## DATASET EXTRACT:

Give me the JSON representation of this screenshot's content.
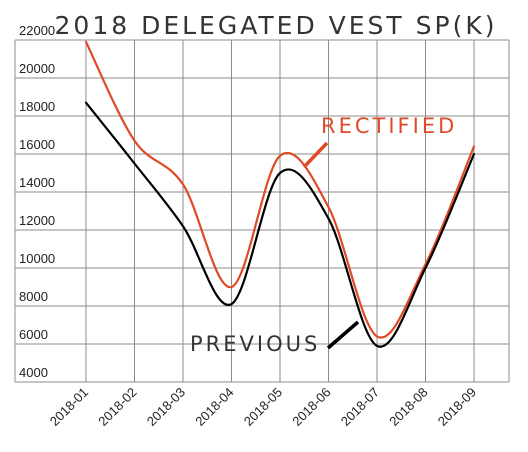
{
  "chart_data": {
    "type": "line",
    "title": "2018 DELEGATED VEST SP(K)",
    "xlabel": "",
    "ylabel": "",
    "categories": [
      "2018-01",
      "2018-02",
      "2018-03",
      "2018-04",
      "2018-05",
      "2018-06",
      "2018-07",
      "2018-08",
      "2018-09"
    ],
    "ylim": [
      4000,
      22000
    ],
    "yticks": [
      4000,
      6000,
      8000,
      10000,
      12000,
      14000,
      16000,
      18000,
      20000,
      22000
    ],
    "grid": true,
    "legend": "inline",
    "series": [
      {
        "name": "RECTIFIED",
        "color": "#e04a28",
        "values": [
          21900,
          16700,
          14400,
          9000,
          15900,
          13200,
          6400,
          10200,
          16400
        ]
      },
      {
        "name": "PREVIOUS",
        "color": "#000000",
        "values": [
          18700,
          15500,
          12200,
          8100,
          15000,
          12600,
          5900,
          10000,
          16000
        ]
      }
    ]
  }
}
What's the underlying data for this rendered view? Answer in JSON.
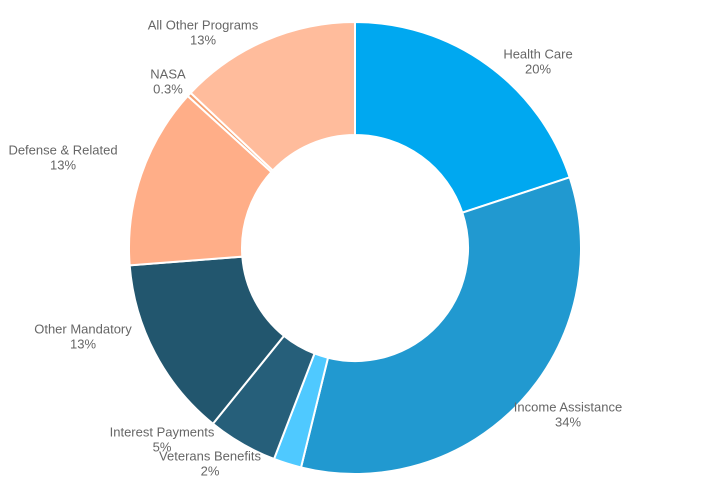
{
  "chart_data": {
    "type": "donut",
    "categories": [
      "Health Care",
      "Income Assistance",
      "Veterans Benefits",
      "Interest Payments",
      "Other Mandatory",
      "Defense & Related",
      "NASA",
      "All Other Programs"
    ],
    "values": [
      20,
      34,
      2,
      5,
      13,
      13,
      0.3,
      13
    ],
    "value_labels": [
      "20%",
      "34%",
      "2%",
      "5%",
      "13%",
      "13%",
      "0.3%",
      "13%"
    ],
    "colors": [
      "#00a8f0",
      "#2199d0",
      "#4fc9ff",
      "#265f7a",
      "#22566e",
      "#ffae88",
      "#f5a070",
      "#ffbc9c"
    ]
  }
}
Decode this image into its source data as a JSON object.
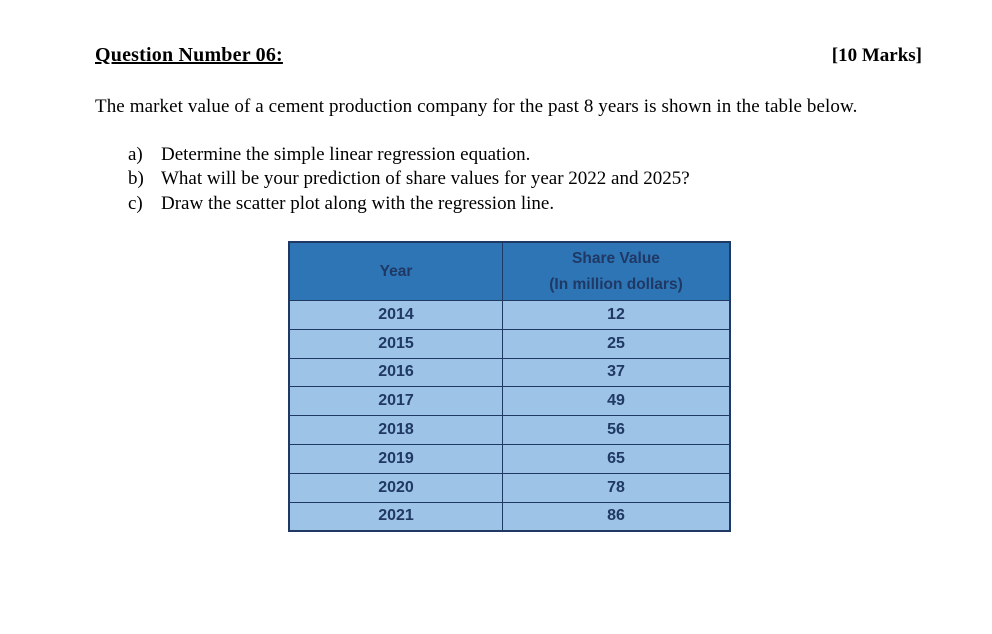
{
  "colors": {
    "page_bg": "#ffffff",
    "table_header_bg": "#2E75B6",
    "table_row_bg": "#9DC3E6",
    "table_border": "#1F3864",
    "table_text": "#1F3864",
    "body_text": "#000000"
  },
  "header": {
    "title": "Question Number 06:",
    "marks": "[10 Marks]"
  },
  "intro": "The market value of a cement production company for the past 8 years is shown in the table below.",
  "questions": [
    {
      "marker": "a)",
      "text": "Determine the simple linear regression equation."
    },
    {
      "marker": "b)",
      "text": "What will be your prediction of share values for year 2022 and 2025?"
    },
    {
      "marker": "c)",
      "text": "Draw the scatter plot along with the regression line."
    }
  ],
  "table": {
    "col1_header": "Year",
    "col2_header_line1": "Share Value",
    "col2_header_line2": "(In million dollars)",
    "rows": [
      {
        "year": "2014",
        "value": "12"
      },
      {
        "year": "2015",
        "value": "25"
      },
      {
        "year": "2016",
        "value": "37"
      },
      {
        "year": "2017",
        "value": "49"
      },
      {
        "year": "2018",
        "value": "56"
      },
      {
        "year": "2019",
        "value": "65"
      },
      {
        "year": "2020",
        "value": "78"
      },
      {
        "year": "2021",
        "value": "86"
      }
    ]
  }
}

## TASK REQUIREMENTS:
Gather every line from the listing above in which "this" appears, and copy those lines.

## RESULT:
Give me the JSON representation of this screenshot's content.
What's the underlying data for this rendered view? Answer in JSON.
Decode this image into its source data as a JSON object.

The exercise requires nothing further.